In order to ensure that our disclosures in Management’s Discussion and Analysis of Financial Condition and Results of Operation (“MD&A”) provide all information required by Regulation S-K Item 303 regarding trends and uncertainties, we have put in place various processes related to review of our results of operations and expectations regarding future results.  Those individuals at Woodward who are responsible for preparation and review of our MD&A, including the Company’s obligations to comply with Regulation S-K Item 303, are fully engaged in these processes.  Those individuals include our Chief Executive Officer (“CEO”), Chief Financial Officer (“CFO”), General Counsel, Corporate Controller, Director of Investor Relations, and Manager of SEC Reporting.  The most significant of these processes are:

·

Forecast ReviewsWe have a robust forecasting process.  An annual forecast is prepared prior to the beginning of the upcoming fiscal year.  The forecast is then updated quarterly, starting with the second quarter, to include actual year-to-date results combined with updated forecasted results for the balance of that fiscal year.  Changes in conditions (including market, industry and business trends and uncertainties), anticipated sales, margins, cost structure, as well as previously unanticipated expenses, are highlighted in the reviews of these forecasts.    With respect to the Staff’s question regarding incentive compensation, changes to the amount of incentive compensation expected to be earned during the fiscal year are reviewed, and appropriate updates are made to the forecasts to reflect any favorable or unfavorable changes to this expense.

**Source material:**
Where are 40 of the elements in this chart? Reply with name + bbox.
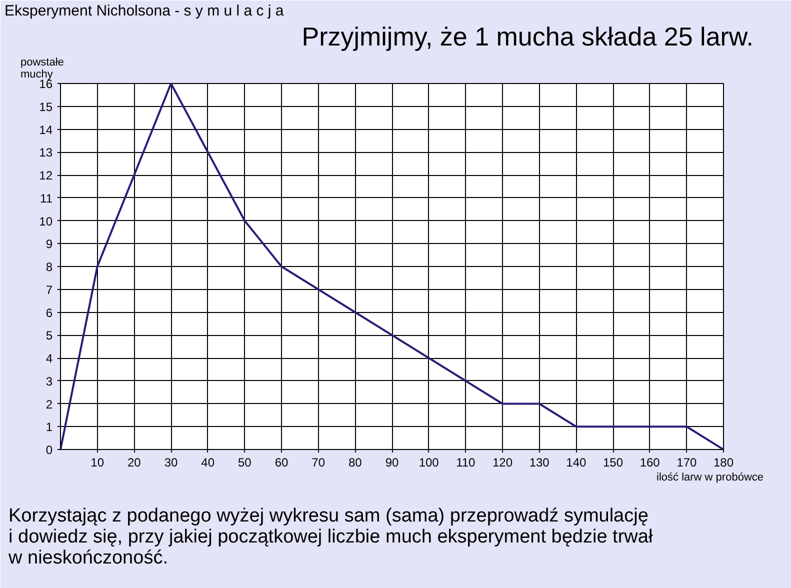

**What is asked:** From the passage on Woodward's MD&A review processes, list every position named as responsible for preparing and reviewing the MD&A.

**Exercise result:**
- Chief Executive Officer (CEO)
- Chief Financial Officer (CFO)
- General Counsel
- Corporate Controller
- Director of Investor Relations
- Manager of SEC Reporting